Set out every line bearing the string "shalini".

## start Supplied material

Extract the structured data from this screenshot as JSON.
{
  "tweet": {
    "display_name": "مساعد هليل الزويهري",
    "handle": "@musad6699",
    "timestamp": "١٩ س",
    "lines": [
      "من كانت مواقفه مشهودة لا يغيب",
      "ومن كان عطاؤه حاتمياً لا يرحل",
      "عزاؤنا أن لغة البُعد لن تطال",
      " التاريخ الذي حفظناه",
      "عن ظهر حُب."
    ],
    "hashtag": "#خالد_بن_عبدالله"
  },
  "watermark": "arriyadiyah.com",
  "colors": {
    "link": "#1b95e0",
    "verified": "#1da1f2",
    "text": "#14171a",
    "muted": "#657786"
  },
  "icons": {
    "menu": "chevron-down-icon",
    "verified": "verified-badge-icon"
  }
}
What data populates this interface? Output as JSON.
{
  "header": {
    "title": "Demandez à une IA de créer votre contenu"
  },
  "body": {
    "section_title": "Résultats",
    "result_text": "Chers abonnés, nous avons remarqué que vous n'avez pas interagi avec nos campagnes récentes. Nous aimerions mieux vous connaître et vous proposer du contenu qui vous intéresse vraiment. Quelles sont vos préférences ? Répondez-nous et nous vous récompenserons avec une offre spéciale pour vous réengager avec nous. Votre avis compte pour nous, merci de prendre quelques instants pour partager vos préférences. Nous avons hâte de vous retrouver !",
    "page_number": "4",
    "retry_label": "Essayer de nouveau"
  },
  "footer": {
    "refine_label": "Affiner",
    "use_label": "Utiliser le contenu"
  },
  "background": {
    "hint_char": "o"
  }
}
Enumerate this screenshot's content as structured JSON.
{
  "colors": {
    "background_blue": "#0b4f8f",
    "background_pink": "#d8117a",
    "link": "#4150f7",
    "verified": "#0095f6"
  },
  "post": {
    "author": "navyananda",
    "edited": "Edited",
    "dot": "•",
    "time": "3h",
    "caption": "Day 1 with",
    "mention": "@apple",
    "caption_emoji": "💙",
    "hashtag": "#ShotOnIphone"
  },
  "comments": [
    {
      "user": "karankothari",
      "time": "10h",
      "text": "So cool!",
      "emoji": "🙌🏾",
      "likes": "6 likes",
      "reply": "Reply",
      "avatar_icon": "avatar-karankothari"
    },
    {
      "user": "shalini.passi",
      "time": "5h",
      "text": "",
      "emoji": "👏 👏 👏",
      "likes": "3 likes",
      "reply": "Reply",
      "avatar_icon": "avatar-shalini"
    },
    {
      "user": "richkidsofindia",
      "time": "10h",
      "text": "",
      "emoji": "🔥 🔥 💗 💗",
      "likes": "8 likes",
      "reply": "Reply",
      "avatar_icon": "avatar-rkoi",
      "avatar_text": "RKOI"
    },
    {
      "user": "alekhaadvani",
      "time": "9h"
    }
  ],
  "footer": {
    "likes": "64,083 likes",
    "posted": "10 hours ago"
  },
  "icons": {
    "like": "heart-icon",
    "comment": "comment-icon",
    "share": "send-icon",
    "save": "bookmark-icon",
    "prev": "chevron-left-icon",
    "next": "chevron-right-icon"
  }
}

## end Supplied material

:: Completed exercise ::
      "user": "shalini.passi",
      "avatar_icon": "avatar-shalini"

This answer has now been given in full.